What the task asks: What follows is a listing. Return every line of it exactly.

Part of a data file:
#####

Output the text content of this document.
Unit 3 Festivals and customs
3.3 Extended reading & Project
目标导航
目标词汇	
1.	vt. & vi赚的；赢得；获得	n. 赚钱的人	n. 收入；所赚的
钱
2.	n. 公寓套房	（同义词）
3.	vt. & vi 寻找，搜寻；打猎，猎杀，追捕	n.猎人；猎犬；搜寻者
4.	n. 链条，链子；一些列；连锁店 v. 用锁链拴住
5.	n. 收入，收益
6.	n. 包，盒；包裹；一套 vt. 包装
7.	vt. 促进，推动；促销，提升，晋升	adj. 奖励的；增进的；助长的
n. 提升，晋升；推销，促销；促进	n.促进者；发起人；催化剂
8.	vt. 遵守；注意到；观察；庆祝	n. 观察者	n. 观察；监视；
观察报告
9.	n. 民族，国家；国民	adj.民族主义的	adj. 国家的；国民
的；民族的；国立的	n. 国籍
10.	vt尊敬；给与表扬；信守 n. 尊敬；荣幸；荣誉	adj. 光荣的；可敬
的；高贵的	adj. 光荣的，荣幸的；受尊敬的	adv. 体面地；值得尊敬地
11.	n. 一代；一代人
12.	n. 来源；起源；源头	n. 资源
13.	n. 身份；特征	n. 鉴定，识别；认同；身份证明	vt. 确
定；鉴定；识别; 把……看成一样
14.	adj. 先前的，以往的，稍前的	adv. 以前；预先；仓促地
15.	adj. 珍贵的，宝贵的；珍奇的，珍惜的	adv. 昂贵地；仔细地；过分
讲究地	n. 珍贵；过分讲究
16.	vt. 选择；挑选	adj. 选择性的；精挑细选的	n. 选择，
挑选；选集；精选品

#####

Written answer:
Output the text content of this document.
Unit 3 Festivals and customs
3.3 Extended reading & Project
目标导航
目标词汇	
1.	vt. & vi赚的；赢得；获得	n. 赚钱的人	n. 收入；所赚的
钱
2.	n. 公寓套房	（同义词）
3.	vt. & vi 寻找，搜寻；打猎，猎杀，追捕	n.猎人；猎犬；搜寻者
4.	n. 链条，链子；一些列；连锁店 v. 用锁链拴住
5.	n. 收入，收益
6.	n. 包，盒；包裹；一套 vt. 包装
7.	vt. 促进，推动；促销，提升，晋升	adj. 奖励的；增进的；助长的
n. 提升，晋升；推销，促销；促进	n.促进者；发起人；催化剂
8.	vt. 遵守；注意到；观察；庆祝	n. 观察者	n. 观察；监视；
观察报告
9.	n. 民族，国家；国民	adj.民族主义的	adj. 国家的；国民
的；民族的；国立的	n. 国籍
10.	vt尊敬；给与表扬；信守 n. 尊敬；荣幸；荣誉	adj. 光荣的；可敬
的；高贵的	adj. 光荣的，荣幸的；受尊敬的	adv. 体面地；值得尊敬地
11.	n. 一代；一代人
12.	n. 来源；起源；源头	n. 资源
13.	n. 身份；特征	n. 鉴定，识别；认同；身份证明	vt. 确
定；鉴定；识别; 把……看成一样
14.	adj. 先前的，以往的，稍前的	adv. 以前；预先；仓促地
15.	adj. 珍贵的，宝贵的；珍奇的，珍惜的	adv. 昂贵地；仔细地；过分
讲究地	n. 珍贵；过分讲究
16.	vt. 选择；挑选	adj. 选择性的；精挑细选的	n. 选择，
挑选；选集；精选品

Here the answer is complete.